→ **Set task**
Repeat, without any change, the entries presented below.

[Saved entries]
+--

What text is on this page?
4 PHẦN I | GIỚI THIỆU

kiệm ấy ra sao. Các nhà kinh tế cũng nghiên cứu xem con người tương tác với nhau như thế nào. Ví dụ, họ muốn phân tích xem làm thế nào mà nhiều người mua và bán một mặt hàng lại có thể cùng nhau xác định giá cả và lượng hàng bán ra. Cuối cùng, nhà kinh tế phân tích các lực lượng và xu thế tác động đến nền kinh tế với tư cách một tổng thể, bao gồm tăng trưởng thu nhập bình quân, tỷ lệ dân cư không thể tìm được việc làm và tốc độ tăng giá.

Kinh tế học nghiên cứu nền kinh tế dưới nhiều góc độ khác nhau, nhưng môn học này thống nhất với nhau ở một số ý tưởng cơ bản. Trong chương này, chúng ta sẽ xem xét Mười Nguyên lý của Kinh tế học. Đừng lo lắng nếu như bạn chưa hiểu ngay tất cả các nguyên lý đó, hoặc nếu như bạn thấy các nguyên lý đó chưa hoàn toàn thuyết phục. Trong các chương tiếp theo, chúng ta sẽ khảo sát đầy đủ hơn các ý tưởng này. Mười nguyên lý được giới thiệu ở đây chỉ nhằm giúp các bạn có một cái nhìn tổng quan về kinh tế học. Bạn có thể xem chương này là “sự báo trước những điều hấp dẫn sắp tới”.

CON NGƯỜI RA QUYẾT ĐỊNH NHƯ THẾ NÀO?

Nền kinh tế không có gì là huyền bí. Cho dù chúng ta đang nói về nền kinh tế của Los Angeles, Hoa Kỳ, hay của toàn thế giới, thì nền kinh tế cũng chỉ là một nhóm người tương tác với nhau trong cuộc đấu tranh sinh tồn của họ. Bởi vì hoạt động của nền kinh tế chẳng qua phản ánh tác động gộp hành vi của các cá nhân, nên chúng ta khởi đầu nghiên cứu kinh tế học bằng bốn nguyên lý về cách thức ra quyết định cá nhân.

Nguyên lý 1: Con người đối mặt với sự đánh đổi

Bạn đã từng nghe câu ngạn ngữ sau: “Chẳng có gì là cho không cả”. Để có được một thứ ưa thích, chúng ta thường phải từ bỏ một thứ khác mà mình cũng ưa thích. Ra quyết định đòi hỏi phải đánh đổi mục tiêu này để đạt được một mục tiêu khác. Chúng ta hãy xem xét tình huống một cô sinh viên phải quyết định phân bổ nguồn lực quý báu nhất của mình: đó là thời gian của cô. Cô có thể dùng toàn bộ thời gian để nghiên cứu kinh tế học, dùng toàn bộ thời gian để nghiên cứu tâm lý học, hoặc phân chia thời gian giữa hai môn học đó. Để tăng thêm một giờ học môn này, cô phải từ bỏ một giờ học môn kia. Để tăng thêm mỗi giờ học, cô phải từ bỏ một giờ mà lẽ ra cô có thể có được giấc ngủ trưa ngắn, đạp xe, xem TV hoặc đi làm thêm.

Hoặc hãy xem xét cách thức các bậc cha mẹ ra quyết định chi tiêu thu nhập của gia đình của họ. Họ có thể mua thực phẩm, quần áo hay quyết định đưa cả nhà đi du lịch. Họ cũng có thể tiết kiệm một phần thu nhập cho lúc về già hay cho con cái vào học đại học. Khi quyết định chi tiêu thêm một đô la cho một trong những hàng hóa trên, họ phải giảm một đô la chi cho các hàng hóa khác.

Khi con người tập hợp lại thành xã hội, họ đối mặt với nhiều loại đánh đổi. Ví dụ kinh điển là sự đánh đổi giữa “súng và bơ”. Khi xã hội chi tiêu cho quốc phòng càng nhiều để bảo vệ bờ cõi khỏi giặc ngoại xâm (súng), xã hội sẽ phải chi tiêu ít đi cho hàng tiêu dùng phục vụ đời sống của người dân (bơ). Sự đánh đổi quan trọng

+--

→ **Problem solution**
What text is on this page?
4 PHẦN I | GIỚI THIỆU

kiệm ấy ra sao. Các nhà kinh tế cũng nghiên cứu xem con người tương tác với nhau như thế nào. Ví dụ, họ muốn phân tích xem làm thế nào mà nhiều người mua và bán một mặt hàng lại có thể cùng nhau xác định giá cả và lượng hàng bán ra. Cuối cùng, nhà kinh tế phân tích các lực lượng và xu thế tác động đến nền kinh tế với tư cách một tổng thể, bao gồm tăng trưởng thu nhập bình quân, tỷ lệ dân cư không thể tìm được việc làm và tốc độ tăng giá.

Kinh tế học nghiên cứu nền kinh tế dưới nhiều góc độ khác nhau, nhưng môn học này thống nhất với nhau ở một số ý tưởng cơ bản. Trong chương này, chúng ta sẽ xem xét Mười Nguyên lý của Kinh tế học. Đừng lo lắng nếu như bạn chưa hiểu ngay tất cả các nguyên lý đó, hoặc nếu như bạn thấy các nguyên lý đó chưa hoàn toàn thuyết phục. Trong các chương tiếp theo, chúng ta sẽ khảo sát đầy đủ hơn các ý tưởng này. Mười nguyên lý được giới thiệu ở đây chỉ nhằm giúp các bạn có một cái nhìn tổng quan về kinh tế học. Bạn có thể xem chương này là “sự báo trước những điều hấp dẫn sắp tới”.

CON NGƯỜI RA QUYẾT ĐỊNH NHƯ THẾ NÀO?

Nền kinh tế không có gì là huyền bí. Cho dù chúng ta đang nói về nền kinh tế của Los Angeles, Hoa Kỳ, hay của toàn thế giới, thì nền kinh tế cũng chỉ là một nhóm người tương tác với nhau trong cuộc đấu tranh sinh tồn của họ. Bởi vì hoạt động của nền kinh tế chẳng qua phản ánh tác động gộp hành vi của các cá nhân, nên chúng ta khởi đầu nghiên cứu kinh tế học bằng bốn nguyên lý về cách thức ra quyết định cá nhân.

Nguyên lý 1: Con người đối mặt với sự đánh đổi

Bạn đã từng nghe câu ngạn ngữ sau: “Chẳng có gì là cho không cả”. Để có được một thứ ưa thích, chúng ta thường phải từ bỏ một thứ khác mà mình cũng ưa thích. Ra quyết định đòi hỏi phải đánh đổi mục tiêu này để đạt được một mục tiêu khác. Chúng ta hãy xem xét tình huống một cô sinh viên phải quyết định phân bổ nguồn lực quý báu nhất của mình: đó là thời gian của cô. Cô có thể dùng toàn bộ thời gian để nghiên cứu kinh tế học, dùng toàn bộ thời gian để nghiên cứu tâm lý học, hoặc phân chia thời gian giữa hai môn học đó. Để tăng thêm một giờ học môn này, cô phải từ bỏ một giờ học môn kia. Để tăng thêm mỗi giờ học, cô phải từ bỏ một giờ mà lẽ ra cô có thể có được giấc ngủ trưa ngắn, đạp xe, xem TV hoặc đi làm thêm.

Hoặc hãy xem xét cách thức các bậc cha mẹ ra quyết định chi tiêu thu nhập của gia đình của họ. Họ có thể mua thực phẩm, quần áo hay quyết định đưa cả nhà đi du lịch. Họ cũng có thể tiết kiệm một phần thu nhập cho lúc về già hay cho con cái vào học đại học. Khi quyết định chi tiêu thêm một đô la cho một trong những hàng hóa trên, họ phải giảm một đô la chi cho các hàng hóa khác.

Khi con người tập hợp lại thành xã hội, họ đối mặt với nhiều loại đánh đổi. Ví dụ kinh điển là sự đánh đổi giữa “súng và bơ”. Khi xã hội chi tiêu cho quốc phòng càng nhiều để bảo vệ bờ cõi khỏi giặc ngoại xâm (súng), xã hội sẽ phải chi tiêu ít đi cho hàng tiêu dùng phục vụ đời sống của người dân (bơ). Sự đánh đổi quan trọng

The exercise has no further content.